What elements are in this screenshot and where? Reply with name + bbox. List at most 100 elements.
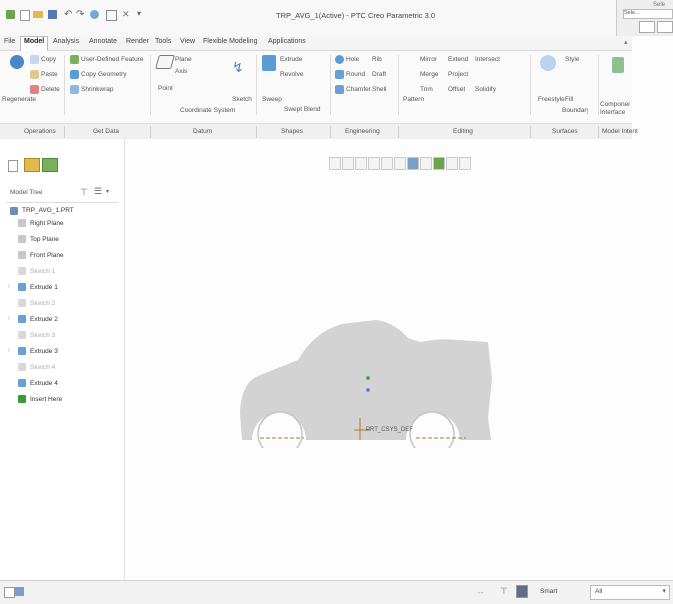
expand-arrow-icon[interactable]: ›: [8, 284, 10, 290]
chamfer-button[interactable]: Chamfer: [346, 86, 371, 93]
search-scroll-left-button[interactable]: [639, 21, 655, 33]
refit-icon[interactable]: [329, 157, 341, 170]
tree-item[interactable]: › Extrude 3: [0, 345, 124, 361]
tree-filter-icon[interactable]: ⊤: [80, 187, 88, 198]
customize-chevron-down-icon[interactable]: ▾: [137, 9, 141, 18]
tab-analysis[interactable]: Analysis: [53, 38, 79, 45]
intersect-button[interactable]: Intersect: [475, 56, 500, 63]
redo-icon[interactable]: ↷: [76, 9, 84, 20]
delete-button[interactable]: Delete: [41, 86, 60, 93]
close-window-icon[interactable]: ✕: [122, 9, 130, 20]
folder-browser-icon[interactable]: [24, 158, 40, 172]
copy-icon[interactable]: [30, 55, 39, 64]
expand-arrow-icon[interactable]: ›: [8, 348, 10, 354]
message-log-icon[interactable]: [4, 587, 15, 598]
tab-applications[interactable]: Applications: [268, 38, 306, 45]
tree-item[interactable]: Insert Here: [0, 393, 124, 409]
round-button[interactable]: Round: [346, 71, 365, 78]
fill-button[interactable]: Fill: [565, 96, 573, 103]
sketch-icon[interactable]: ↯: [232, 59, 244, 76]
project-button[interactable]: Project: [448, 71, 468, 78]
spin-center-icon[interactable]: [433, 157, 445, 170]
repaint-icon[interactable]: [368, 157, 380, 170]
trim-button[interactable]: Trim: [420, 86, 433, 93]
open-icon[interactable]: [33, 11, 43, 18]
navigator-toggle-icon[interactable]: [15, 587, 24, 596]
delete-icon[interactable]: [30, 85, 39, 94]
favorites-icon[interactable]: [42, 158, 58, 172]
expand-arrow-icon[interactable]: ›: [8, 316, 10, 322]
perspective-icon[interactable]: [459, 157, 471, 170]
tree-item[interactable]: › Extrude 1: [0, 281, 124, 297]
point-button[interactable]: Point: [158, 85, 173, 92]
revolve-button[interactable]: Revolve: [280, 71, 303, 78]
mirror-button[interactable]: Mirror: [420, 56, 437, 63]
merge-button[interactable]: Merge: [420, 71, 438, 78]
copy-button[interactable]: Copy: [41, 56, 56, 63]
tree-root[interactable]: TRP_AVG_1.PRT: [8, 205, 118, 217]
sketch-button[interactable]: Sketch: [232, 96, 252, 103]
paste-icon[interactable]: [30, 70, 39, 79]
plane-icon[interactable]: [155, 55, 175, 69]
tree-item[interactable]: Right Plane: [0, 217, 124, 233]
tree-settings-chevron-down-icon[interactable]: ▾: [106, 188, 109, 195]
shrinkwrap-icon[interactable]: [70, 85, 79, 94]
save-icon[interactable]: [48, 10, 57, 19]
new-icon[interactable]: [20, 10, 30, 21]
zoom-in-icon[interactable]: [342, 157, 354, 170]
tree-item[interactable]: › Extrude 2: [0, 313, 124, 329]
group-datum[interactable]: Datum: [193, 128, 212, 135]
round-icon[interactable]: [335, 70, 344, 79]
named-views-icon[interactable]: [381, 157, 393, 170]
boundary-blend-button[interactable]: Boundary Blend: [562, 107, 588, 114]
filter-select[interactable]: All ▾: [590, 585, 670, 600]
draft-button[interactable]: Draft: [372, 71, 386, 78]
extrude-icon[interactable]: [262, 55, 276, 71]
tab-flexible-modeling[interactable]: Flexible Modeling: [203, 38, 257, 45]
regenerate-button[interactable]: Regenerate: [2, 96, 36, 103]
offset-button[interactable]: Offset: [448, 86, 465, 93]
view-manager-icon[interactable]: [394, 157, 406, 170]
group-model-intent[interactable]: Model Intent: [602, 128, 638, 135]
zoom-out-icon[interactable]: [355, 157, 367, 170]
extend-button[interactable]: Extend: [448, 56, 468, 63]
group-surfaces[interactable]: Surfaces: [552, 128, 578, 135]
group-editing[interactable]: Editing: [453, 128, 473, 135]
tree-item[interactable]: Front Plane: [0, 249, 124, 265]
group-shapes[interactable]: Shapes: [281, 128, 303, 135]
tree-item[interactable]: Top Plane: [0, 233, 124, 249]
component-interface-icon[interactable]: [612, 57, 624, 73]
search-scroll-right-button[interactable]: [657, 21, 673, 33]
extrude-button[interactable]: Extrude: [280, 56, 302, 63]
find-icon[interactable]: ↔: [476, 586, 485, 596]
group-operations[interactable]: Operations: [24, 128, 56, 135]
tree-settings-icon[interactable]: ☰: [94, 186, 102, 197]
model-tree-icon[interactable]: [8, 160, 18, 172]
coordinate-system-button[interactable]: Coordinate System: [180, 107, 235, 114]
user-defined-feature-button[interactable]: User-Defined Feature: [81, 56, 144, 63]
hole-icon[interactable]: [335, 55, 344, 64]
copy-geometry-button[interactable]: Copy Geometry: [81, 71, 127, 78]
freestyle-icon[interactable]: [540, 55, 556, 71]
sweep-button[interactable]: Sweep: [262, 96, 282, 103]
tab-render[interactable]: Render: [126, 38, 149, 45]
tree-item[interactable]: Extrude 4: [0, 377, 124, 393]
windows-icon[interactable]: [106, 10, 117, 21]
tree-item[interactable]: Sketch 4: [0, 361, 124, 377]
selection-mode-icon[interactable]: [516, 585, 528, 598]
shell-button[interactable]: Shell: [372, 86, 386, 93]
annotation-display-icon[interactable]: [446, 157, 458, 170]
tab-model[interactable]: Model: [20, 36, 49, 51]
tab-annotate[interactable]: Annotate: [89, 38, 117, 45]
tree-item[interactable]: Sketch 1: [0, 265, 124, 281]
shrinkwrap-button[interactable]: Shrinkwrap: [81, 86, 114, 93]
group-engineering[interactable]: Engineering: [345, 128, 380, 135]
component-interface-button[interactable]: Component Interface: [600, 101, 630, 117]
datum-display-icon[interactable]: [420, 157, 432, 170]
hole-button[interactable]: Hole: [346, 56, 359, 63]
display-style-icon[interactable]: [407, 157, 419, 170]
udf-icon[interactable]: [70, 55, 79, 64]
plane-button[interactable]: Plane: [175, 56, 192, 63]
selection-filter-icon[interactable]: ⊤: [500, 586, 508, 597]
regenerate-icon[interactable]: [90, 10, 99, 19]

### Work instructions:
How many lines of the entries above contain the string "settings"? Reply with the number only.

### Output:
2